→ **INSTRUCTIONS TO FOLLOW**: Express each line of the listing below as one string in a JSON list, leaving out any blank lines.

Box coordinate listing:
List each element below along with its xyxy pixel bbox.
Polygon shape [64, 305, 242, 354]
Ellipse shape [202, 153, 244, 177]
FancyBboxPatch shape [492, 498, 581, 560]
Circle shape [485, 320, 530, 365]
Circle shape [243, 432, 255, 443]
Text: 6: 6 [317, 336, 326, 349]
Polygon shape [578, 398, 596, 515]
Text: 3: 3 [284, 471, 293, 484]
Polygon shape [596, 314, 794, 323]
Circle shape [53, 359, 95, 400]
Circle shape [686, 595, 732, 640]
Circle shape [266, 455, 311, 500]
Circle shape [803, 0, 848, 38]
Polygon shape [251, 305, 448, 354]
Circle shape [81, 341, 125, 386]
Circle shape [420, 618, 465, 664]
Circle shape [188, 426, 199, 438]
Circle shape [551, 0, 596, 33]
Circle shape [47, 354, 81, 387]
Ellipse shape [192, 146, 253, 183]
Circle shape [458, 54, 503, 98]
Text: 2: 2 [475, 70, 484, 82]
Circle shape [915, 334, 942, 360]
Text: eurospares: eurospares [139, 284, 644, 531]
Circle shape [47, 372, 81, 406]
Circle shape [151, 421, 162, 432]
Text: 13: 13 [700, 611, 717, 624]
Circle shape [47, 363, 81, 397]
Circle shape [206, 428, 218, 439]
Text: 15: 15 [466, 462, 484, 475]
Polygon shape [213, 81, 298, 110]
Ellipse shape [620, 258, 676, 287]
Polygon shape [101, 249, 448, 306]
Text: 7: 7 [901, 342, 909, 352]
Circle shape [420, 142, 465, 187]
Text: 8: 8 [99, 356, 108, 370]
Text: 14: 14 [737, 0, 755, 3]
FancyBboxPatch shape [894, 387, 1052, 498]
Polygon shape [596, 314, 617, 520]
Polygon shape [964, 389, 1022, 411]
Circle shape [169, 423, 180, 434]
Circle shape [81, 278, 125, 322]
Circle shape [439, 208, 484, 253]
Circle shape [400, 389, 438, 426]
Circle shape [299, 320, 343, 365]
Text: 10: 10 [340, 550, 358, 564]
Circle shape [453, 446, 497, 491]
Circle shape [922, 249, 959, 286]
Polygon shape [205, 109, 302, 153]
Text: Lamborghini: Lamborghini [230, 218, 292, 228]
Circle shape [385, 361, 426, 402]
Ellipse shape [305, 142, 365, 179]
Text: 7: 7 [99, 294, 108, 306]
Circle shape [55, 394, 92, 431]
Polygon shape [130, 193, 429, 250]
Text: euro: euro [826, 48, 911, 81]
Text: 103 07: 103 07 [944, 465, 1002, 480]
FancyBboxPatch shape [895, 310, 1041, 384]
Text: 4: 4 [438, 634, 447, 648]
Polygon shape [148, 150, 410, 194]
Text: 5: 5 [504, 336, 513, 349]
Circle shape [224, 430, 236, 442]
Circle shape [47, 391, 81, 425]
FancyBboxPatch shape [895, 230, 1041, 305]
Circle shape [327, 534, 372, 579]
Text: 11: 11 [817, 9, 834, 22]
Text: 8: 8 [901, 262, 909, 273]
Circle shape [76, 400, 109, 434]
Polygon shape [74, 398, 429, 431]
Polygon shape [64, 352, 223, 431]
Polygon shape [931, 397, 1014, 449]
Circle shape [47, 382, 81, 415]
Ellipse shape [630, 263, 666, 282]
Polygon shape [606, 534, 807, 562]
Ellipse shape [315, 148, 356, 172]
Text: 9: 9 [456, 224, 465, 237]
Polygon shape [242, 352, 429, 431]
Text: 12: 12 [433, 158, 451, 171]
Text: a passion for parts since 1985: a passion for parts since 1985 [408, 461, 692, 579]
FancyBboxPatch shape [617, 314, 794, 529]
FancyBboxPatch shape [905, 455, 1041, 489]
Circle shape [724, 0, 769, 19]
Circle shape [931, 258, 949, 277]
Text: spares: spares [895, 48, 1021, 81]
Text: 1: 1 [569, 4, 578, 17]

→ **RESULT BELOW**:
[
  "List each element below along with its xyxy pixel bbox.",
  "Polygon shape [64, 305, 242, 354]",
  "Ellipse shape [202, 153, 244, 177]",
  "FancyBboxPatch shape [492, 498, 581, 560]",
  "Circle shape [485, 320, 530, 365]",
  "Circle shape [243, 432, 255, 443]",
  "Text: 6: 6 [317, 336, 326, 349]",
  "Polygon shape [578, 398, 596, 515]",
  "Text: 3: 3 [284, 471, 293, 484]",
  "Polygon shape [596, 314, 794, 323]",
  "Circle shape [53, 359, 95, 400]",
  "Circle shape [686, 595, 732, 640]",
  "Circle shape [266, 455, 311, 500]",
  "Circle shape [803, 0, 848, 38]",
  "Polygon shape [251, 305, 448, 354]",
  "Circle shape [81, 341, 125, 386]",
  "Circle shape [420, 618, 465, 664]",
  "Circle shape [188, 426, 199, 438]",
  "Circle shape [551, 0, 596, 33]",
  "Circle shape [47, 354, 81, 387]",
  "Ellipse shape [192, 146, 253, 183]",
  "Circle shape [458, 54, 503, 98]",
  "Text: 2: 2 [475, 70, 484, 82]",
  "Circle shape [915, 334, 942, 360]",
  "Text: eurospares: eurospares [139, 284, 644, 531]",
  "Circle shape [47, 372, 81, 406]",
  "Circle shape [151, 421, 162, 432]",
  "Text: 13: 13 [700, 611, 717, 624]",
  "Circle shape [47, 363, 81, 397]",
  "Circle shape [206, 428, 218, 439]",
  "Text: 15: 15 [466, 462, 484, 475]",
  "Polygon shape [213, 81, 298, 110]",
  "Ellipse shape [620, 258, 676, 287]",
  "Polygon shape [101, 249, 448, 306]",
  "Text: 7: 7 [901, 342, 909, 352]",
  "Circle shape [420, 142, 465, 187]",
  "Text: 8: 8 [99, 356, 108, 370]",
  "Text: 14: 14 [737, 0, 755, 3]",
  "FancyBboxPatch shape [894, 387, 1052, 498]",
  "Polygon shape [596, 314, 617, 520]",
  "Polygon shape [964, 389, 1022, 411]",
  "Circle shape [169, 423, 180, 434]",
  "Circle shape [81, 278, 125, 322]",
  "Circle shape [439, 208, 484, 253]",
  "Circle shape [400, 389, 438, 426]",
  "Circle shape [299, 320, 343, 365]",
  "Text: 10: 10 [340, 550, 358, 564]",
  "Circle shape [453, 446, 497, 491]",
  "Circle shape [922, 249, 959, 286]",
  "Polygon shape [205, 109, 302, 153]",
  "Text: Lamborghini: Lamborghini [230, 218, 292, 228]",
  "Circle shape [385, 361, 426, 402]",
  "Ellipse shape [305, 142, 365, 179]",
  "Text: 7: 7 [99, 294, 108, 306]",
  "Circle shape [55, 394, 92, 431]",
  "Polygon shape [130, 193, 429, 250]",
  "Text: euro: euro [826, 48, 911, 81]",
  "Text: 103 07: 103 07 [944, 465, 1002, 480]",
  "FancyBboxPatch shape [895, 310, 1041, 384]",
  "Text: 4: 4 [438, 634, 447, 648]",
  "Polygon shape [148, 150, 410, 194]",
  "Text: 5: 5 [504, 336, 513, 349]",
  "Circle shape [224, 430, 236, 442]",
  "Circle shape [47, 391, 81, 425]",
  "FancyBboxPatch shape [895, 230, 1041, 305]",
  "Circle shape [327, 534, 372, 579]",
  "Text: 11: 11 [817, 9, 834, 22]",
  "Text: 8: 8 [901, 262, 909, 273]",
  "Circle shape [76, 400, 109, 434]",
  "Polygon shape [74, 398, 429, 431]",
  "Polygon shape [64, 352, 223, 431]",
  "Polygon shape [931, 397, 1014, 449]",
  "Circle shape [47, 382, 81, 415]",
  "Ellipse shape [630, 263, 666, 282]",
  "Polygon shape [606, 534, 807, 562]",
  "Ellipse shape [315, 148, 356, 172]",
  "Text: 9: 9 [456, 224, 465, 237]",
  "Polygon shape [242, 352, 429, 431]",
  "Text: 12: 12 [433, 158, 451, 171]",
  "Text: a passion for parts since 1985: a passion for parts since 1985 [408, 461, 692, 579]",
  "FancyBboxPatch shape [617, 314, 794, 529]",
  "FancyBboxPatch shape [905, 455, 1041, 489]",
  "Circle shape [724, 0, 769, 19]",
  "Circle shape [931, 258, 949, 277]",
  "Text: spares: spares [895, 48, 1021, 81]",
  "Text: 1: 1 [569, 4, 578, 17]"
]